Pick out the lines containing "object".
-- begin Material provided --
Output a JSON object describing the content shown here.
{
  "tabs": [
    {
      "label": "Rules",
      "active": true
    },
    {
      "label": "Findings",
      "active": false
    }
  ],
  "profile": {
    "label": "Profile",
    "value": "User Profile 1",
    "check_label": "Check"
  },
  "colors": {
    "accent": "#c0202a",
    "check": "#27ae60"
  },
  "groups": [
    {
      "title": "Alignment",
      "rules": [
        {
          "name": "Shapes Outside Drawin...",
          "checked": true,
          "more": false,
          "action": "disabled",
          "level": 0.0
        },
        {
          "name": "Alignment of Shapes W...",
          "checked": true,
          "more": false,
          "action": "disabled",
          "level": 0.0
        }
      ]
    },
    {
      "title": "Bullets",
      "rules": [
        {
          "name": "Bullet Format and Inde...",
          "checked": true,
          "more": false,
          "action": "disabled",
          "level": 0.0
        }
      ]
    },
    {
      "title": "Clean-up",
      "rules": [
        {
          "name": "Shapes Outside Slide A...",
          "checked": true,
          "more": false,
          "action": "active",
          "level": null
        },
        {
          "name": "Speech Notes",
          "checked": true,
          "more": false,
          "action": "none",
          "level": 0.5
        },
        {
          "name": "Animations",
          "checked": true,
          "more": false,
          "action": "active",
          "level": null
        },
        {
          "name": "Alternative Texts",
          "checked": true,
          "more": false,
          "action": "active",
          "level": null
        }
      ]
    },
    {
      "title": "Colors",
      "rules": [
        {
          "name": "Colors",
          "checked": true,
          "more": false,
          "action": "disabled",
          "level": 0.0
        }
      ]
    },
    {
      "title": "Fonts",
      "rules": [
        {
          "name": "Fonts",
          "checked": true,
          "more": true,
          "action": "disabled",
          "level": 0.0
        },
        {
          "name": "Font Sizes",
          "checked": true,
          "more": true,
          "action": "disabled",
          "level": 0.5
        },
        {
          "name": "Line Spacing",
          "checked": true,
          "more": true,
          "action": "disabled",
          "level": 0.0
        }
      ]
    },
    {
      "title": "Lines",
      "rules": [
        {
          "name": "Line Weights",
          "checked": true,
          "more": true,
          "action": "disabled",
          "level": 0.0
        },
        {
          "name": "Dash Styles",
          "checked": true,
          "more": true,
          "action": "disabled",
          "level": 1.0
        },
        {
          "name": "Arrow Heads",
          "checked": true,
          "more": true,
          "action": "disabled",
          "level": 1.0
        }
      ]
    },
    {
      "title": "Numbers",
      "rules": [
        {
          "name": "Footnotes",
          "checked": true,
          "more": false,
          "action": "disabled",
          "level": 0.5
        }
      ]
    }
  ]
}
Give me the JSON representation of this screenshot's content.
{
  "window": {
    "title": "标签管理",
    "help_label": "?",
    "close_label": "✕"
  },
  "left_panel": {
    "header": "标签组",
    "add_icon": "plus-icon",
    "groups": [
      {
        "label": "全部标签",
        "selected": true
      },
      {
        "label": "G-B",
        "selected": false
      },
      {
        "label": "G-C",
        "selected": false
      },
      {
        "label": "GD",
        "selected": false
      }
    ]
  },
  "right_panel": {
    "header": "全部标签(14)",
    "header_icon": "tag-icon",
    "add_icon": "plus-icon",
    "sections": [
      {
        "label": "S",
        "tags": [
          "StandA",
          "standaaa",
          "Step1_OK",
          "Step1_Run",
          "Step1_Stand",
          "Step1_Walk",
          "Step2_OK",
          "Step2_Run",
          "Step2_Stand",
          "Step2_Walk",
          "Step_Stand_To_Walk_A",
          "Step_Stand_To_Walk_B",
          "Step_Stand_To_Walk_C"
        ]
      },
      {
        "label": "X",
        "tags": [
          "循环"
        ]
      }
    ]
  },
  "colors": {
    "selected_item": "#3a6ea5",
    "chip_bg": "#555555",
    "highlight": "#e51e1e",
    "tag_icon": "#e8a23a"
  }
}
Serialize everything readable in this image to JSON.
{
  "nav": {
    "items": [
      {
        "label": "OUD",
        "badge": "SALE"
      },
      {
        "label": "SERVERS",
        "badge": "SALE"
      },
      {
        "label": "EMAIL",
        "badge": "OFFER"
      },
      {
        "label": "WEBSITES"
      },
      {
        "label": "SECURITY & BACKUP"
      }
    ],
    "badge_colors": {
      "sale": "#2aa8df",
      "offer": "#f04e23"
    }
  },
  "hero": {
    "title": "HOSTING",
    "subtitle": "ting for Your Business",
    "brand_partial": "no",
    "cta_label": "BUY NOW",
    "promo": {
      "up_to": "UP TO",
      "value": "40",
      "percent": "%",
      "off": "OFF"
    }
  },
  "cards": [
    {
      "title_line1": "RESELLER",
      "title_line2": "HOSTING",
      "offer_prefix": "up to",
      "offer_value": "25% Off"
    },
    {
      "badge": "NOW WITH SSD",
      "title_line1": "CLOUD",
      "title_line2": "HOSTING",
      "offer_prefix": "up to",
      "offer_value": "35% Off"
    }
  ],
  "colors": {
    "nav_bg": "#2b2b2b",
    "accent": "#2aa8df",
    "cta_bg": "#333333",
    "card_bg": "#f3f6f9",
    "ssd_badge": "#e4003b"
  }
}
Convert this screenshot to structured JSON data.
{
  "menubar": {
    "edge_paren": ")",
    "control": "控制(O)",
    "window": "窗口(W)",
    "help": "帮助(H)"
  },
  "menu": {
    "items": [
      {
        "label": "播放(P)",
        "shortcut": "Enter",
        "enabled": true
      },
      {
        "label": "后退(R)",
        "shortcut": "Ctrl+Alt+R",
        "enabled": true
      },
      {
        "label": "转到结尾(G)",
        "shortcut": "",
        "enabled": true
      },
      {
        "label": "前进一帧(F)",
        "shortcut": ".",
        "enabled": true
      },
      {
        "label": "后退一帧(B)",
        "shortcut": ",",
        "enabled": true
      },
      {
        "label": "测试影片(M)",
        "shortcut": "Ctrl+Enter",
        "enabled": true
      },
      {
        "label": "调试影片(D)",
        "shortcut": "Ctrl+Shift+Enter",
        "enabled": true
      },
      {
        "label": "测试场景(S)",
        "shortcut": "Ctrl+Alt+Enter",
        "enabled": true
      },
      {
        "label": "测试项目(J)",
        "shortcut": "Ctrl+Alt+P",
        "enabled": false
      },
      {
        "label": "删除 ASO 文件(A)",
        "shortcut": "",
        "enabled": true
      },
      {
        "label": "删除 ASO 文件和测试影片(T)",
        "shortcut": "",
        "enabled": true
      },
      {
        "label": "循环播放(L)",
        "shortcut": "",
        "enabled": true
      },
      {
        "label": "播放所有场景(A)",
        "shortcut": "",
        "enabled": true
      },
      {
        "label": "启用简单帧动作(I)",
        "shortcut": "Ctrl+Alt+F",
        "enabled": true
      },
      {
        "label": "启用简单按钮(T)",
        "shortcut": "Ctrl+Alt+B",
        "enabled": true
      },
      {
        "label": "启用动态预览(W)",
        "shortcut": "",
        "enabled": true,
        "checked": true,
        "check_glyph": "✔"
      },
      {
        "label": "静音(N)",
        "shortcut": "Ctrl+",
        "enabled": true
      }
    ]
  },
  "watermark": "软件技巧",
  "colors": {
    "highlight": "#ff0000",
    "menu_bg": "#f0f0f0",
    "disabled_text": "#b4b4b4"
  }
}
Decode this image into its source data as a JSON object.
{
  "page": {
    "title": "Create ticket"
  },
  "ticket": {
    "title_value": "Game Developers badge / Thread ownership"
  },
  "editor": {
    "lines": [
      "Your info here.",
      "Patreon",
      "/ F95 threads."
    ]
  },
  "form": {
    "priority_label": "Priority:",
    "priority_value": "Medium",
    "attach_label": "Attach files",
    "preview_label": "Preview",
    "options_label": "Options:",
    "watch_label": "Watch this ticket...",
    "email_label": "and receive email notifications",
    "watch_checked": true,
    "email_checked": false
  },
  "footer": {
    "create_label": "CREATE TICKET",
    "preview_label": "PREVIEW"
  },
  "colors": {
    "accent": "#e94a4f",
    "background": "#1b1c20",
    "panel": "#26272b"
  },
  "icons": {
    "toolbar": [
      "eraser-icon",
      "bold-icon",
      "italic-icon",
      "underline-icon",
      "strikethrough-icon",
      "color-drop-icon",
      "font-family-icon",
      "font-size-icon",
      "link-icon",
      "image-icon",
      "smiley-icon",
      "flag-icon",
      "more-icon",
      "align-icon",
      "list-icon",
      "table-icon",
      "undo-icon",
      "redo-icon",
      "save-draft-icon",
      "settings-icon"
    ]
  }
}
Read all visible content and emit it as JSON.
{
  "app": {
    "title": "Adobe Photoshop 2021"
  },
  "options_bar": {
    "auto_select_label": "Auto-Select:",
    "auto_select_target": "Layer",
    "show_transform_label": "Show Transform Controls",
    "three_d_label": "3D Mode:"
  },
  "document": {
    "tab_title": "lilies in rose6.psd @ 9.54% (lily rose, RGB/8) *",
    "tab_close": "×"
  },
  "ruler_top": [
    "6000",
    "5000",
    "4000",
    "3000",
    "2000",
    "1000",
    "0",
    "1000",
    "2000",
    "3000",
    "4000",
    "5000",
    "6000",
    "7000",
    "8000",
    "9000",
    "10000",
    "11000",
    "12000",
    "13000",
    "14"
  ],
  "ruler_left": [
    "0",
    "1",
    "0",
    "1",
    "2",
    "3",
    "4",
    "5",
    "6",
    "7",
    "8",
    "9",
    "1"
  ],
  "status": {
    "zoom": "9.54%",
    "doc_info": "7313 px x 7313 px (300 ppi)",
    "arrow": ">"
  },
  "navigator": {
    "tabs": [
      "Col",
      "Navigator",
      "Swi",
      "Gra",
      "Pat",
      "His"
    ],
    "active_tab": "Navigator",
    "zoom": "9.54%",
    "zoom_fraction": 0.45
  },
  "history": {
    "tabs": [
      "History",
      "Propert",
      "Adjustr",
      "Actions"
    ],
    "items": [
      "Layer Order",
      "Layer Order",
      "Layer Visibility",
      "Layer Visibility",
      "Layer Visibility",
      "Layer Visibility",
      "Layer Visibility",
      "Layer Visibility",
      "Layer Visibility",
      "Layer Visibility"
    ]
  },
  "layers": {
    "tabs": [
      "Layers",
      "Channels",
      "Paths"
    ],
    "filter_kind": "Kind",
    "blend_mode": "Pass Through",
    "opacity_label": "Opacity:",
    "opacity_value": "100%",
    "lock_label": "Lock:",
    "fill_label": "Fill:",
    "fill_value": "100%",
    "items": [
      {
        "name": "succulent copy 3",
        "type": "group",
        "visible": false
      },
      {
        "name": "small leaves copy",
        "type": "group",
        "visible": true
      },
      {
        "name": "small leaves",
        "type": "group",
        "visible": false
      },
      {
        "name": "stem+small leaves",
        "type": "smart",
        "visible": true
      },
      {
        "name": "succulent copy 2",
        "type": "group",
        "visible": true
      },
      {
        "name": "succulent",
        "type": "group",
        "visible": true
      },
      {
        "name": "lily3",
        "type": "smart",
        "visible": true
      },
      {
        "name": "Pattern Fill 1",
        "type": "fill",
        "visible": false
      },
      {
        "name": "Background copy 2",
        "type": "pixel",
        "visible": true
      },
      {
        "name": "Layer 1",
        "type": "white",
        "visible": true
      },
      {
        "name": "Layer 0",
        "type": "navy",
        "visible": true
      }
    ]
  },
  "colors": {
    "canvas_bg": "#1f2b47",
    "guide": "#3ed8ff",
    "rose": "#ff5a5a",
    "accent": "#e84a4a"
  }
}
-- end Material provided --
Final result:
Output a JSON object describing the content shown here.
Decode this image into its source data as a JSON object.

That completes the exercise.